◆ **WRITTEN REQUEST**
Copy the listing verbatim, excluding any images found in it.

Records from a dataset
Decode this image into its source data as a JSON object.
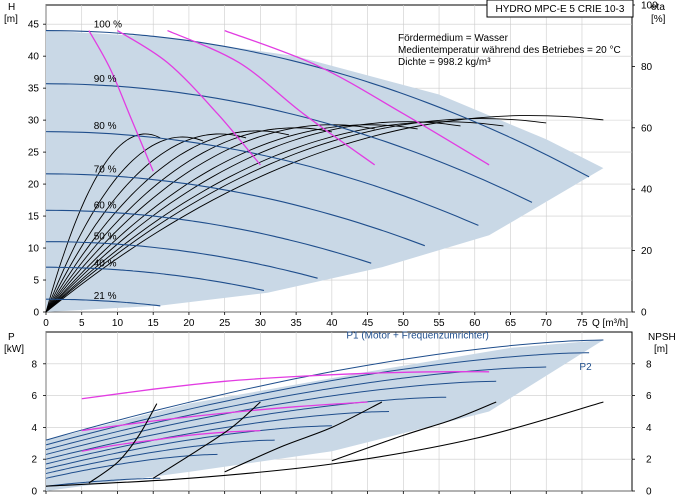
{
  "title_box": "HYDRO MPC-E 5 CRIE 10-3",
  "info": {
    "medium": "Fördermedium = Wasser",
    "temperature": "Medientemperatur während des Betriebes = 20 °C",
    "density": "Dichte = 998.2 kg/m³"
  },
  "colors": {
    "envelope": "#c9d8e6",
    "speed_curve": "#1f4e8c",
    "magenta": "#e23ce2",
    "eff_curve": "#000000",
    "grid": "#cccccc"
  },
  "chart_data": [
    {
      "type": "line",
      "name": "top",
      "y_axis_left": {
        "label_line1": "H",
        "label_line2": "[m]",
        "ticks": [
          0,
          5,
          10,
          15,
          20,
          25,
          30,
          35,
          40,
          45
        ],
        "range": [
          0,
          48
        ]
      },
      "y_axis_right": {
        "label_line1": "eta",
        "label_line2": "[%]",
        "ticks": [
          0,
          20,
          40,
          60,
          80,
          100
        ],
        "range": [
          0,
          100
        ]
      },
      "x_axis": {
        "label": "Q [m³/h]",
        "ticks": [
          0,
          5,
          10,
          15,
          20,
          25,
          30,
          35,
          40,
          45,
          50,
          55,
          60,
          65,
          70,
          75
        ],
        "range": [
          0,
          82
        ]
      },
      "speed_labels": [
        {
          "text": "100 %",
          "q": 2.2,
          "h": 44.5
        },
        {
          "text": "90 %",
          "q": 2.2,
          "h": 36.0
        },
        {
          "text": "80 %",
          "q": 2.2,
          "h": 28.6
        },
        {
          "text": "70 %",
          "q": 2.2,
          "h": 21.8
        },
        {
          "text": "60 %",
          "q": 2.2,
          "h": 16.2
        },
        {
          "text": "50 %",
          "q": 2.2,
          "h": 11.3
        },
        {
          "text": "40 %",
          "q": 2.2,
          "h": 7.1
        },
        {
          "text": "21 %",
          "q": 2.2,
          "h": 2.0
        }
      ],
      "speed_curves": [
        {
          "h0": 44,
          "qmax": 76
        },
        {
          "h0": 35.7,
          "qmax": 68
        },
        {
          "h0": 28.2,
          "qmax": 60.5
        },
        {
          "h0": 21.6,
          "qmax": 53
        },
        {
          "h0": 15.9,
          "qmax": 45.5
        },
        {
          "h0": 11.0,
          "qmax": 38
        },
        {
          "h0": 7.0,
          "qmax": 30.5
        },
        {
          "h0": 2.0,
          "qmax": 16
        }
      ],
      "envelope": {
        "q": [
          0,
          16,
          35,
          55,
          70,
          78,
          62,
          47,
          31,
          16,
          0
        ],
        "h": [
          44,
          43,
          40,
          34,
          27,
          22.5,
          12,
          7,
          3,
          1,
          0
        ]
      },
      "magenta_curves": [
        {
          "q": [
            6,
            9,
            12,
            15
          ],
          "h": [
            44,
            38,
            30,
            22
          ]
        },
        {
          "q": [
            10,
            17,
            24,
            30
          ],
          "h": [
            44,
            39,
            31,
            23
          ]
        },
        {
          "q": [
            17,
            27,
            36,
            46
          ],
          "h": [
            44,
            39,
            31,
            23
          ]
        },
        {
          "q": [
            25,
            38,
            50,
            62
          ],
          "h": [
            44,
            38.5,
            31,
            23
          ]
        }
      ],
      "eff_curves": [
        {
          "qs": 0,
          "qe": 16,
          "peak": 58
        },
        {
          "qs": 0,
          "qe": 22,
          "peak": 57
        },
        {
          "qs": 0,
          "qe": 28,
          "peak": 58
        },
        {
          "qs": 0,
          "qe": 34,
          "peak": 59
        },
        {
          "qs": 0,
          "qe": 40,
          "peak": 60
        },
        {
          "qs": 0,
          "qe": 46,
          "peak": 61
        },
        {
          "qs": 0,
          "qe": 52,
          "peak": 61
        },
        {
          "qs": 0,
          "qe": 58,
          "peak": 62
        },
        {
          "qs": 0,
          "qe": 64,
          "peak": 62
        },
        {
          "qs": 0,
          "qe": 70,
          "peak": 63
        },
        {
          "qs": 0,
          "qe": 78,
          "peak": 64
        }
      ]
    },
    {
      "type": "line",
      "name": "bottom",
      "y_axis_left": {
        "label_line1": "P",
        "label_line2": "[kW]",
        "ticks": [
          0,
          2,
          4,
          6,
          8
        ],
        "range": [
          0,
          10
        ]
      },
      "y_axis_right": {
        "label_line1": "NPSH",
        "label_line2": "[m]",
        "ticks": [
          0,
          2,
          4,
          6,
          8
        ],
        "range": [
          0,
          10
        ]
      },
      "x_axis": {
        "range": [
          0,
          82
        ]
      },
      "annotations": [
        {
          "text": "P1 (Motor + Frequenzumrichter)",
          "q": 52,
          "v": 9.6
        },
        {
          "text": "P2",
          "q": 75.5,
          "v": 7.6
        }
      ],
      "envelope": {
        "q": [
          0,
          0,
          20,
          45,
          65,
          78,
          62,
          40,
          20,
          0
        ],
        "v": [
          0,
          3.2,
          5.5,
          7.5,
          9,
          9.5,
          5,
          2.5,
          1.2,
          0
        ]
      },
      "power_curves": [
        {
          "v0": 3.2,
          "qmax": 78,
          "vmax": 9.5
        },
        {
          "v0": 2.9,
          "qmax": 76,
          "vmax": 8.7
        },
        {
          "v0": 2.6,
          "qmax": 70,
          "vmax": 7.8
        },
        {
          "v0": 2.3,
          "qmax": 63,
          "vmax": 6.9
        },
        {
          "v0": 2.0,
          "qmax": 56,
          "vmax": 5.9
        },
        {
          "v0": 1.7,
          "qmax": 48,
          "vmax": 5.0
        },
        {
          "v0": 1.4,
          "qmax": 40,
          "vmax": 4.1
        },
        {
          "v0": 1.1,
          "qmax": 32,
          "vmax": 3.2
        },
        {
          "v0": 0.8,
          "qmax": 24,
          "vmax": 2.3
        },
        {
          "v0": 0.3,
          "qmax": 16,
          "vmax": 0.8
        }
      ],
      "magenta_curves": [
        {
          "q": [
            5,
            15,
            25,
            35,
            45,
            55,
            62
          ],
          "v": [
            5.8,
            6.4,
            6.9,
            7.2,
            7.4,
            7.5,
            7.5
          ]
        },
        {
          "q": [
            5,
            15,
            25,
            35,
            45
          ],
          "v": [
            3.8,
            4.4,
            4.9,
            5.3,
            5.6
          ]
        },
        {
          "q": [
            5,
            10,
            15,
            20,
            25,
            30
          ],
          "v": [
            2.5,
            2.9,
            3.2,
            3.5,
            3.7,
            3.8
          ]
        }
      ],
      "npsh_curves": [
        {
          "q": [
            0,
            20,
            40,
            60,
            78
          ],
          "v": [
            0.3,
            0.8,
            1.7,
            3.3,
            5.6
          ]
        },
        {
          "q": [
            6,
            10,
            13,
            15.5
          ],
          "v": [
            0.5,
            1.8,
            3.5,
            5.5
          ]
        },
        {
          "q": [
            15,
            21,
            26,
            30
          ],
          "v": [
            0.8,
            2.5,
            4.0,
            5.6
          ]
        },
        {
          "q": [
            25,
            33,
            40,
            47
          ],
          "v": [
            1.2,
            2.8,
            4.0,
            5.6
          ]
        },
        {
          "q": [
            40,
            50,
            57,
            63
          ],
          "v": [
            1.9,
            3.5,
            4.5,
            5.6
          ]
        }
      ]
    }
  ]
}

◆ **CORRECT RESULT**
Decode this image into its source data as a JSON object.
{
  "title_box": "HYDRO MPC-E 5 CRIE 10-3",
  "info": {
    "medium": "Fördermedium = Wasser",
    "temperature": "Medientemperatur während des Betriebes = 20 °C",
    "density": "Dichte = 998.2 kg/m³"
  },
  "colors": {
    "envelope": "#c9d8e6",
    "speed_curve": "#1f4e8c",
    "magenta": "#e23ce2",
    "eff_curve": "#000000",
    "grid": "#cccccc"
  },
  "chart_data": [
    {
      "type": "line",
      "name": "top",
      "y_axis_left": {
        "label_line1": "H",
        "label_line2": "[m]",
        "ticks": [
          0,
          5,
          10,
          15,
          20,
          25,
          30,
          35,
          40,
          45
        ],
        "range": [
          0,
          48
        ]
      },
      "y_axis_right": {
        "label_line1": "eta",
        "label_line2": "[%]",
        "ticks": [
          0,
          20,
          40,
          60,
          80,
          100
        ],
        "range": [
          0,
          100
        ]
      },
      "x_axis": {
        "label": "Q [m³/h]",
        "ticks": [
          0,
          5,
          10,
          15,
          20,
          25,
          30,
          35,
          40,
          45,
          50,
          55,
          60,
          65,
          70,
          75
        ],
        "range": [
          0,
          82
        ]
      },
      "speed_labels": [
        {
          "text": "100 %",
          "q": 2.2,
          "h": 44.5
        },
        {
          "text": "90 %",
          "q": 2.2,
          "h": 36.0
        },
        {
          "text": "80 %",
          "q": 2.2,
          "h": 28.6
        },
        {
          "text": "70 %",
          "q": 2.2,
          "h": 21.8
        },
        {
          "text": "60 %",
          "q": 2.2,
          "h": 16.2
        },
        {
          "text": "50 %",
          "q": 2.2,
          "h": 11.3
        },
        {
          "text": "40 %",
          "q": 2.2,
          "h": 7.1
        },
        {
          "text": "21 %",
          "q": 2.2,
          "h": 2.0
        }
      ],
      "speed_curves": [
        {
          "h0": 44,
          "qmax": 76
        },
        {
          "h0": 35.7,
          "qmax": 68
        },
        {
          "h0": 28.2,
          "qmax": 60.5
        },
        {
          "h0": 21.6,
          "qmax": 53
        },
        {
          "h0": 15.9,
          "qmax": 45.5
        },
        {
          "h0": 11.0,
          "qmax": 38
        },
        {
          "h0": 7.0,
          "qmax": 30.5
        },
        {
          "h0": 2.0,
          "qmax": 16
        }
      ],
      "envelope": {
        "q": [
          0,
          16,
          35,
          55,
          70,
          78,
          62,
          47,
          31,
          16,
          0
        ],
        "h": [
          44,
          43,
          40,
          34,
          27,
          22.5,
          12,
          7,
          3,
          1,
          0
        ]
      },
      "magenta_curves": [
        {
          "q": [
            6,
            9,
            12,
            15
          ],
          "h": [
            44,
            38,
            30,
            22
          ]
        },
        {
          "q": [
            10,
            17,
            24,
            30
          ],
          "h": [
            44,
            39,
            31,
            23
          ]
        },
        {
          "q": [
            17,
            27,
            36,
            46
          ],
          "h": [
            44,
            39,
            31,
            23
          ]
        },
        {
          "q": [
            25,
            38,
            50,
            62
          ],
          "h": [
            44,
            38.5,
            31,
            23
          ]
        }
      ],
      "eff_curves": [
        {
          "qs": 0,
          "qe": 16,
          "peak": 58
        },
        {
          "qs": 0,
          "qe": 22,
          "peak": 57
        },
        {
          "qs": 0,
          "qe": 28,
          "peak": 58
        },
        {
          "qs": 0,
          "qe": 34,
          "peak": 59
        },
        {
          "qs": 0,
          "qe": 40,
          "peak": 60
        },
        {
          "qs": 0,
          "qe": 46,
          "peak": 61
        },
        {
          "qs": 0,
          "qe": 52,
          "peak": 61
        },
        {
          "qs": 0,
          "qe": 58,
          "peak": 62
        },
        {
          "qs": 0,
          "qe": 64,
          "peak": 62
        },
        {
          "qs": 0,
          "qe": 70,
          "peak": 63
        },
        {
          "qs": 0,
          "qe": 78,
          "peak": 64
        }
      ]
    },
    {
      "type": "line",
      "name": "bottom",
      "y_axis_left": {
        "label_line1": "P",
        "label_line2": "[kW]",
        "ticks": [
          0,
          2,
          4,
          6,
          8
        ],
        "range": [
          0,
          10
        ]
      },
      "y_axis_right": {
        "label_line1": "NPSH",
        "label_line2": "[m]",
        "ticks": [
          0,
          2,
          4,
          6,
          8
        ],
        "range": [
          0,
          10
        ]
      },
      "x_axis": {
        "range": [
          0,
          82
        ]
      },
      "annotations": [
        {
          "text": "P1 (Motor + Frequenzumrichter)",
          "q": 52,
          "v": 9.6
        },
        {
          "text": "P2",
          "q": 75.5,
          "v": 7.6
        }
      ],
      "envelope": {
        "q": [
          0,
          0,
          20,
          45,
          65,
          78,
          62,
          40,
          20,
          0
        ],
        "v": [
          0,
          3.2,
          5.5,
          7.5,
          9,
          9.5,
          5,
          2.5,
          1.2,
          0
        ]
      },
      "power_curves": [
        {
          "v0": 3.2,
          "qmax": 78,
          "vmax": 9.5
        },
        {
          "v0": 2.9,
          "qmax": 76,
          "vmax": 8.7
        },
        {
          "v0": 2.6,
          "qmax": 70,
          "vmax": 7.8
        },
        {
          "v0": 2.3,
          "qmax": 63,
          "vmax": 6.9
        },
        {
          "v0": 2.0,
          "qmax": 56,
          "vmax": 5.9
        },
        {
          "v0": 1.7,
          "qmax": 48,
          "vmax": 5.0
        },
        {
          "v0": 1.4,
          "qmax": 40,
          "vmax": 4.1
        },
        {
          "v0": 1.1,
          "qmax": 32,
          "vmax": 3.2
        },
        {
          "v0": 0.8,
          "qmax": 24,
          "vmax": 2.3
        },
        {
          "v0": 0.3,
          "qmax": 16,
          "vmax": 0.8
        }
      ],
      "magenta_curves": [
        {
          "q": [
            5,
            15,
            25,
            35,
            45,
            55,
            62
          ],
          "v": [
            5.8,
            6.4,
            6.9,
            7.2,
            7.4,
            7.5,
            7.5
          ]
        },
        {
          "q": [
            5,
            15,
            25,
            35,
            45
          ],
          "v": [
            3.8,
            4.4,
            4.9,
            5.3,
            5.6
          ]
        },
        {
          "q": [
            5,
            10,
            15,
            20,
            25,
            30
          ],
          "v": [
            2.5,
            2.9,
            3.2,
            3.5,
            3.7,
            3.8
          ]
        }
      ],
      "npsh_curves": [
        {
          "q": [
            0,
            20,
            40,
            60,
            78
          ],
          "v": [
            0.3,
            0.8,
            1.7,
            3.3,
            5.6
          ]
        },
        {
          "q": [
            6,
            10,
            13,
            15.5
          ],
          "v": [
            0.5,
            1.8,
            3.5,
            5.5
          ]
        },
        {
          "q": [
            15,
            21,
            26,
            30
          ],
          "v": [
            0.8,
            2.5,
            4.0,
            5.6
          ]
        },
        {
          "q": [
            25,
            33,
            40,
            47
          ],
          "v": [
            1.2,
            2.8,
            4.0,
            5.6
          ]
        },
        {
          "q": [
            40,
            50,
            57,
            63
          ],
          "v": [
            1.9,
            3.5,
            4.5,
            5.6
          ]
        }
      ]
    }
  ]
}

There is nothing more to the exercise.